## [Your objective]
Give the data below again exactly as it stands. Omit the pictures.

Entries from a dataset
○ ○ ○ ○ ○ ○ ○

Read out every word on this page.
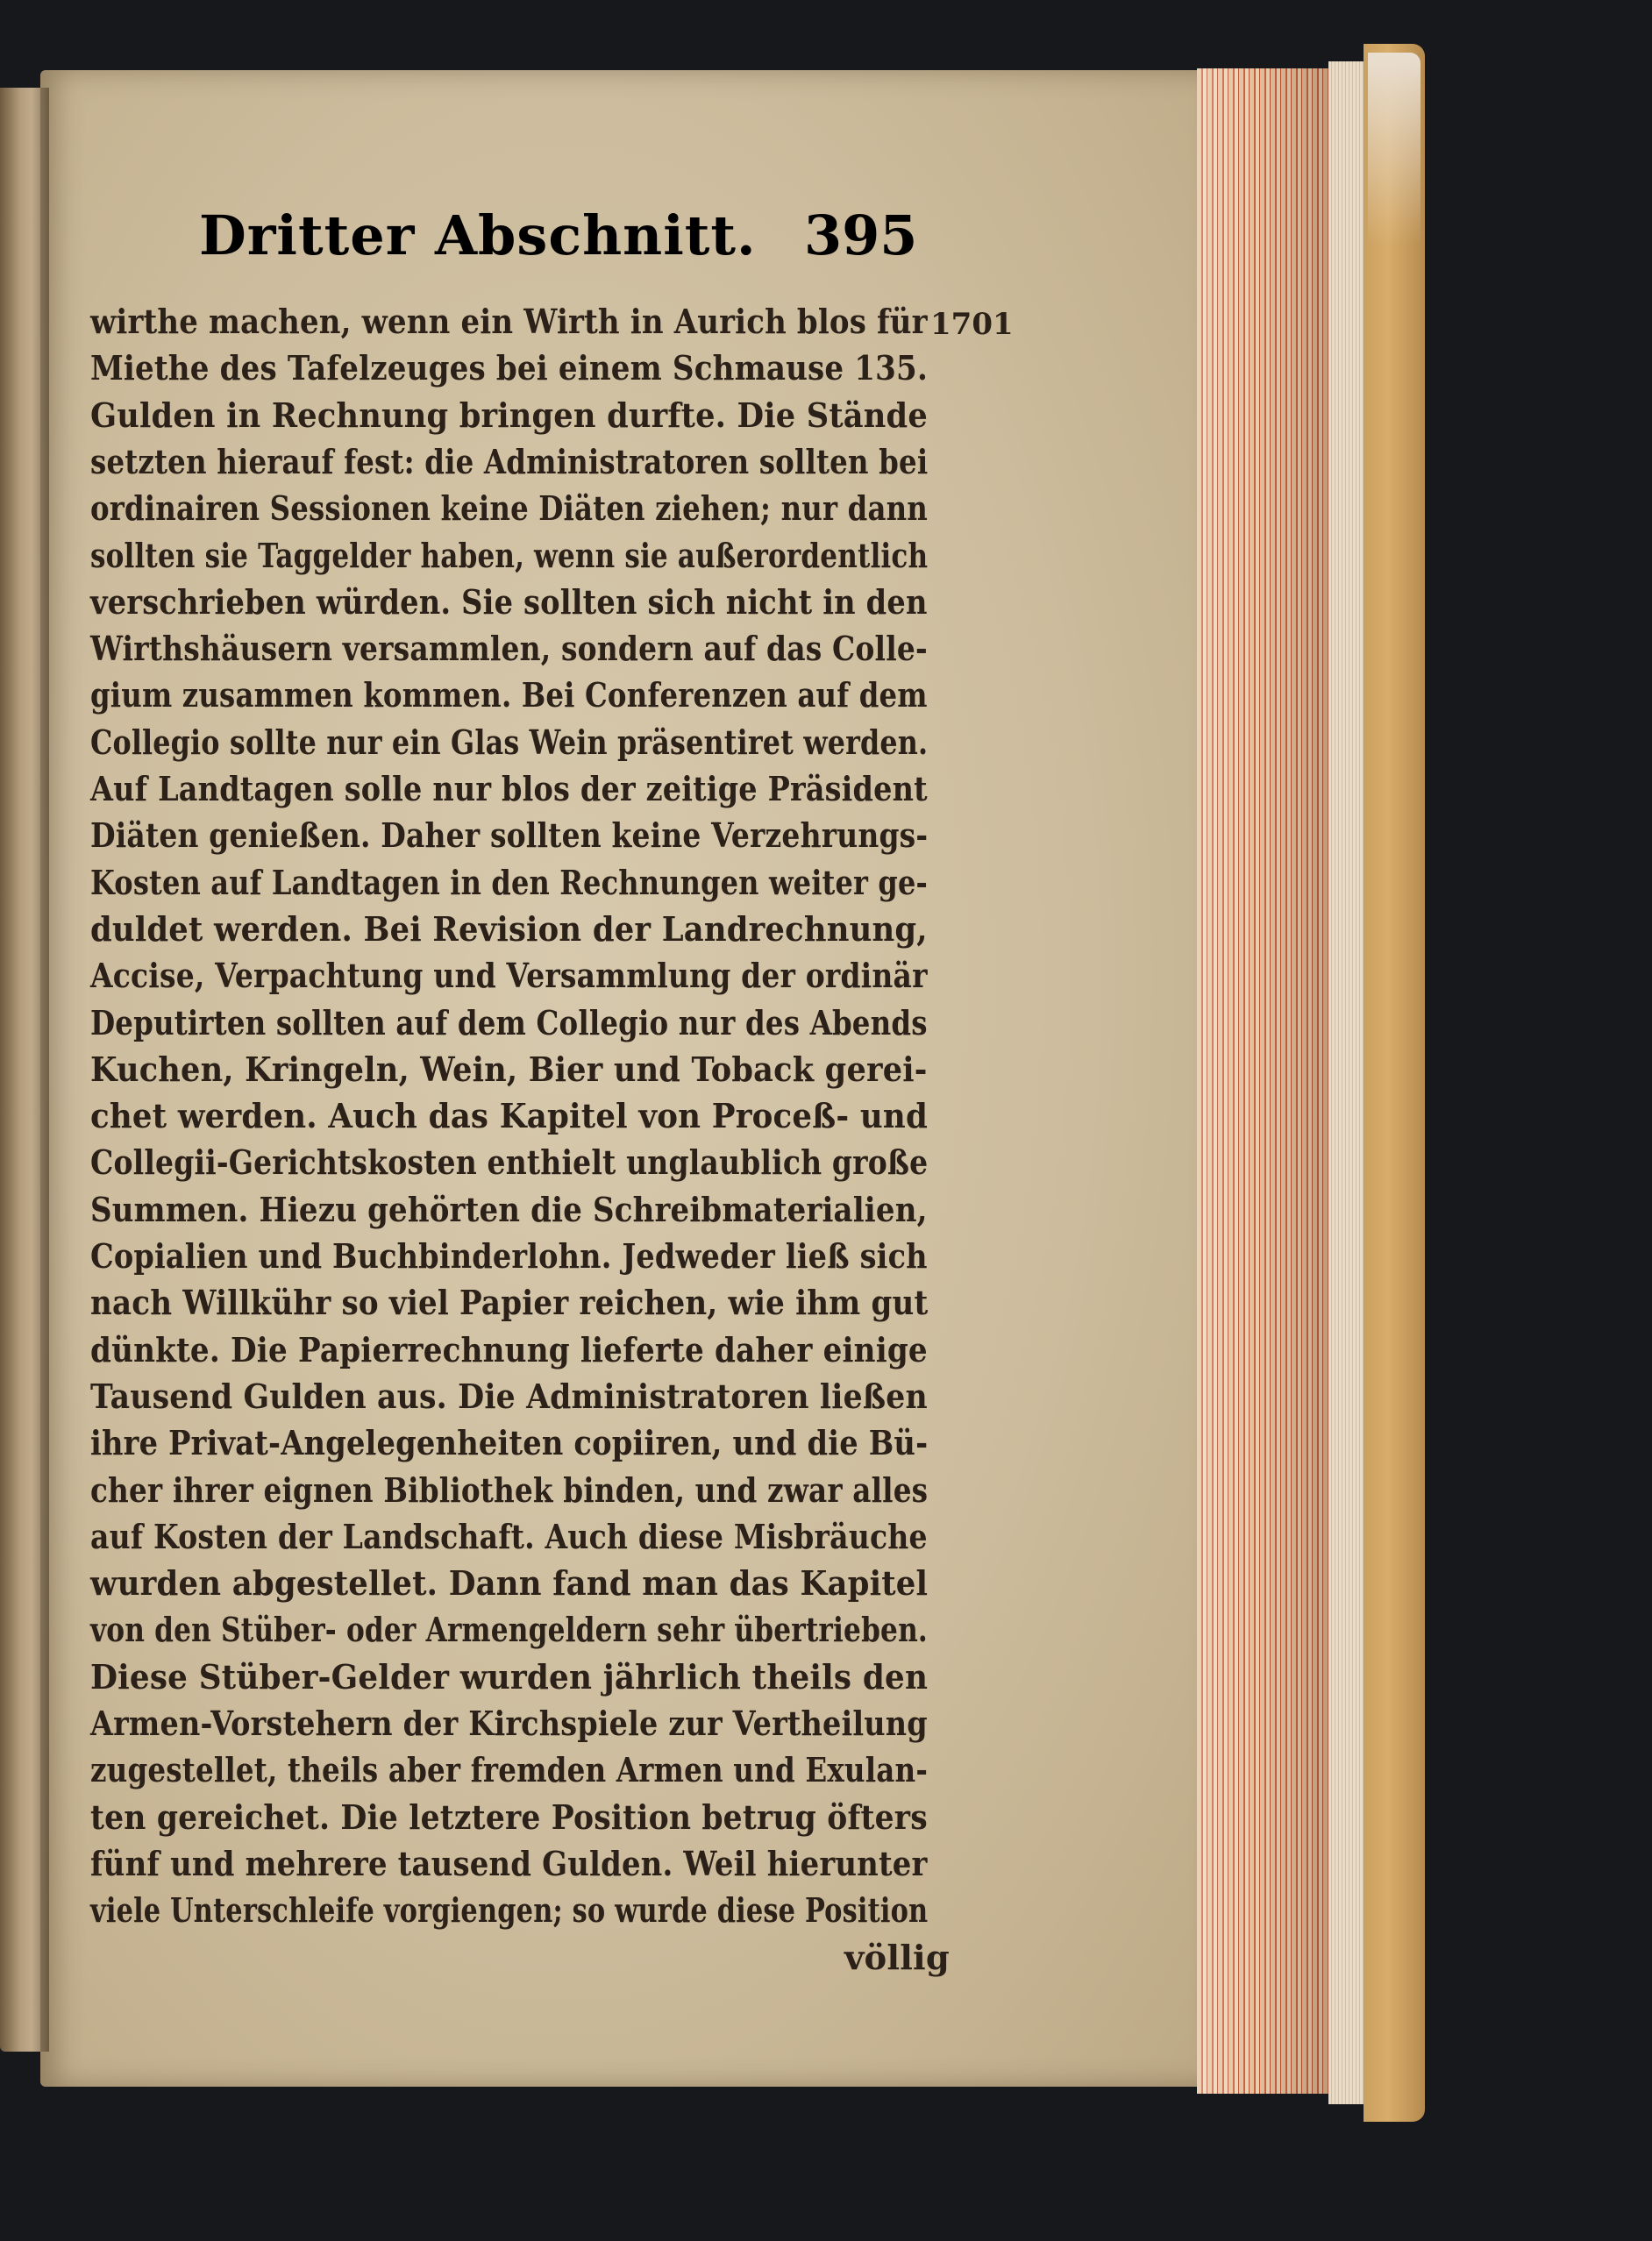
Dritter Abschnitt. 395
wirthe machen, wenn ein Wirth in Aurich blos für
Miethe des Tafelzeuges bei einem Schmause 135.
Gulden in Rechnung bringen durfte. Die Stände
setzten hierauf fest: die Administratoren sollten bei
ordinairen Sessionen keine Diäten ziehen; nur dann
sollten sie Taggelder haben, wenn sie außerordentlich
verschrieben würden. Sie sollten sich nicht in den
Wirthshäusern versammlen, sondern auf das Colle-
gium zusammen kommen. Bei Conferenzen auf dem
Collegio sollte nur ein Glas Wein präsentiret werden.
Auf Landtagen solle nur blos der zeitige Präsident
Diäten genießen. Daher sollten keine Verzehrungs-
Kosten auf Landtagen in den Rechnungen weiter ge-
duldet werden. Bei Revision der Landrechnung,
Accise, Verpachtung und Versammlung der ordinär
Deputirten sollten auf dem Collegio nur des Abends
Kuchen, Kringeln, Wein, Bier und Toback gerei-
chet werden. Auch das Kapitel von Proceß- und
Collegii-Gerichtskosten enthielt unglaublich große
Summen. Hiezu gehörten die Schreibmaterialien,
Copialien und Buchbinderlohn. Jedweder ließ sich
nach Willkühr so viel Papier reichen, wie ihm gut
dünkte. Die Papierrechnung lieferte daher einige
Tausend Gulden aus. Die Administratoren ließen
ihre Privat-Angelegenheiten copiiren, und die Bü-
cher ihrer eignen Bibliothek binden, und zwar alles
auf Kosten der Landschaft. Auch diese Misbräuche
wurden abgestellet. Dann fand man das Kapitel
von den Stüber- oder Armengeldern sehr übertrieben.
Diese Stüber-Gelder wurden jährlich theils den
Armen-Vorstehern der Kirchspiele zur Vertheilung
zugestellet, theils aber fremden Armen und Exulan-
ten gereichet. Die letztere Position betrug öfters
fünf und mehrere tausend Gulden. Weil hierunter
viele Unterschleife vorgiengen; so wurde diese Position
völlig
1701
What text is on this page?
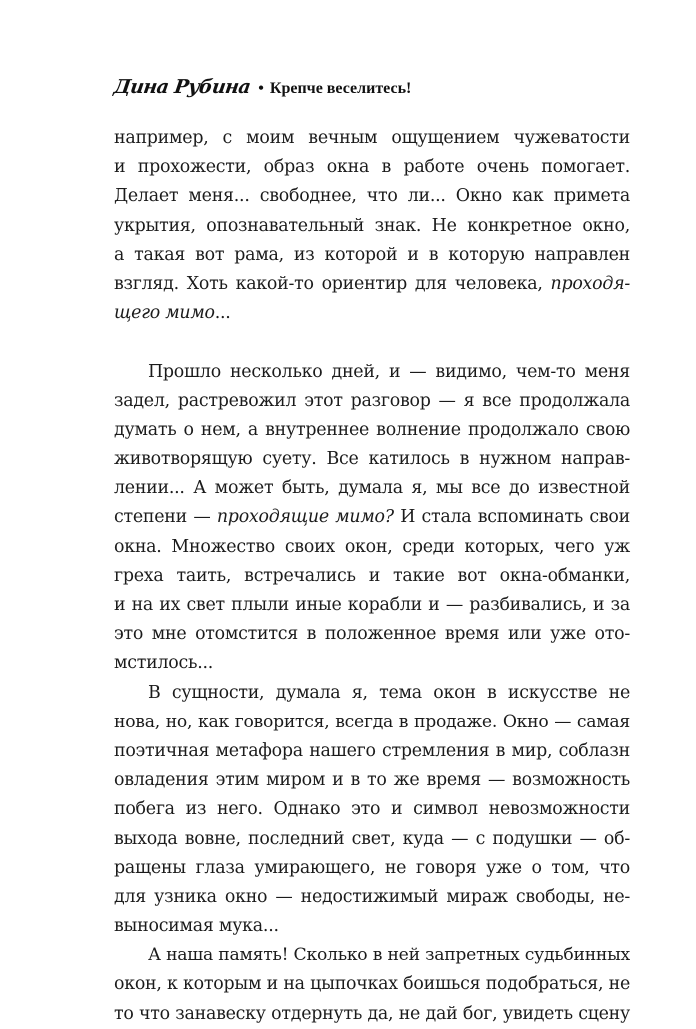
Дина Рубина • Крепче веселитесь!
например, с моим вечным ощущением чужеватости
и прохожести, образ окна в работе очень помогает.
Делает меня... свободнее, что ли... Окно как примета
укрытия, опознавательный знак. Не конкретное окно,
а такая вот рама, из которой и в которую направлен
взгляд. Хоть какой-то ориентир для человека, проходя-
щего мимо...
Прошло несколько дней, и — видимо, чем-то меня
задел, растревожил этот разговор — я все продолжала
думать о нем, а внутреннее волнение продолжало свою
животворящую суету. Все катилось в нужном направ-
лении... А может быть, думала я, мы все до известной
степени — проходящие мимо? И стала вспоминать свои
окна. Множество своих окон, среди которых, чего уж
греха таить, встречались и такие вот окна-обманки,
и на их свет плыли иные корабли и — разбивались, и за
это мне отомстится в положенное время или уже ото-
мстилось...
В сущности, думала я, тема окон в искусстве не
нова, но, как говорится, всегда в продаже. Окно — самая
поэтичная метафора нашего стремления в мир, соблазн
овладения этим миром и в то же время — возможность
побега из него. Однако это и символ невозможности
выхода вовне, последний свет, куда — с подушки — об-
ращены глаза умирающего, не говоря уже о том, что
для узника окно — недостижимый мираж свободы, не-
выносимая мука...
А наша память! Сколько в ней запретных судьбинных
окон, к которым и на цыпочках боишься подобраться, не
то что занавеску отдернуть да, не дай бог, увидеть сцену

○ ○ ○ ○ ○ ○ ○

## [Output for this task]
Read out every word on this page.
Dritter Abschnitt. 395
wirthe machen, wenn ein Wirth in Aurich blos für
Miethe des Tafelzeuges bei einem Schmause 135.
Gulden in Rechnung bringen durfte. Die Stände
setzten hierauf fest: die Administratoren sollten bei
ordinairen Sessionen keine Diäten ziehen; nur dann
sollten sie Taggelder haben, wenn sie außerordentlich
verschrieben würden. Sie sollten sich nicht in den
Wirthshäusern versammlen, sondern auf das Colle-
gium zusammen kommen. Bei Conferenzen auf dem
Collegio sollte nur ein Glas Wein präsentiret werden.
Auf Landtagen solle nur blos der zeitige Präsident
Diäten genießen. Daher sollten keine Verzehrungs-
Kosten auf Landtagen in den Rechnungen weiter ge-
duldet werden. Bei Revision der Landrechnung,
Accise, Verpachtung und Versammlung der ordinär
Deputirten sollten auf dem Collegio nur des Abends
Kuchen, Kringeln, Wein, Bier und Toback gerei-
chet werden. Auch das Kapitel von Proceß- und
Collegii-Gerichtskosten enthielt unglaublich große
Summen. Hiezu gehörten die Schreibmaterialien,
Copialien und Buchbinderlohn. Jedweder ließ sich
nach Willkühr so viel Papier reichen, wie ihm gut
dünkte. Die Papierrechnung lieferte daher einige
Tausend Gulden aus. Die Administratoren ließen
ihre Privat-Angelegenheiten copiiren, und die Bü-
cher ihrer eignen Bibliothek binden, und zwar alles
auf Kosten der Landschaft. Auch diese Misbräuche
wurden abgestellet. Dann fand man das Kapitel
von den Stüber- oder Armengeldern sehr übertrieben.
Diese Stüber-Gelder wurden jährlich theils den
Armen-Vorstehern der Kirchspiele zur Vertheilung
zugestellet, theils aber fremden Armen und Exulan-
ten gereichet. Die letztere Position betrug öfters
fünf und mehrere tausend Gulden. Weil hierunter
viele Unterschleife vorgiengen; so wurde diese Position
völlig
1701
What text is on this page?
Дина Рубина • Крепче веселитесь!
например, с моим вечным ощущением чужеватости
и прохожести, образ окна в работе очень помогает.
Делает меня... свободнее, что ли... Окно как примета
укрытия, опознавательный знак. Не конкретное окно,
а такая вот рама, из которой и в которую направлен
взгляд. Хоть какой-то ориентир для человека, проходя-
щего мимо...
Прошло несколько дней, и — видимо, чем-то меня
задел, растревожил этот разговор — я все продолжала
думать о нем, а внутреннее волнение продолжало свою
животворящую суету. Все катилось в нужном направ-
лении... А может быть, думала я, мы все до известной
степени — проходящие мимо? И стала вспоминать свои
окна. Множество своих окон, среди которых, чего уж
греха таить, встречались и такие вот окна-обманки,
и на их свет плыли иные корабли и — разбивались, и за
это мне отомстится в положенное время или уже ото-
мстилось...
В сущности, думала я, тема окон в искусстве не
нова, но, как говорится, всегда в продаже. Окно — самая
поэтичная метафора нашего стремления в мир, соблазн
овладения этим миром и в то же время — возможность
побега из него. Однако это и символ невозможности
выхода вовне, последний свет, куда — с подушки — об-
ращены глаза умирающего, не говоря уже о том, что
для узника окно — недостижимый мираж свободы, не-
выносимая мука...
А наша память! Сколько в ней запретных судьбинных
окон, к которым и на цыпочках боишься подобраться, не
то что занавеску отдернуть да, не дай бог, увидеть сцену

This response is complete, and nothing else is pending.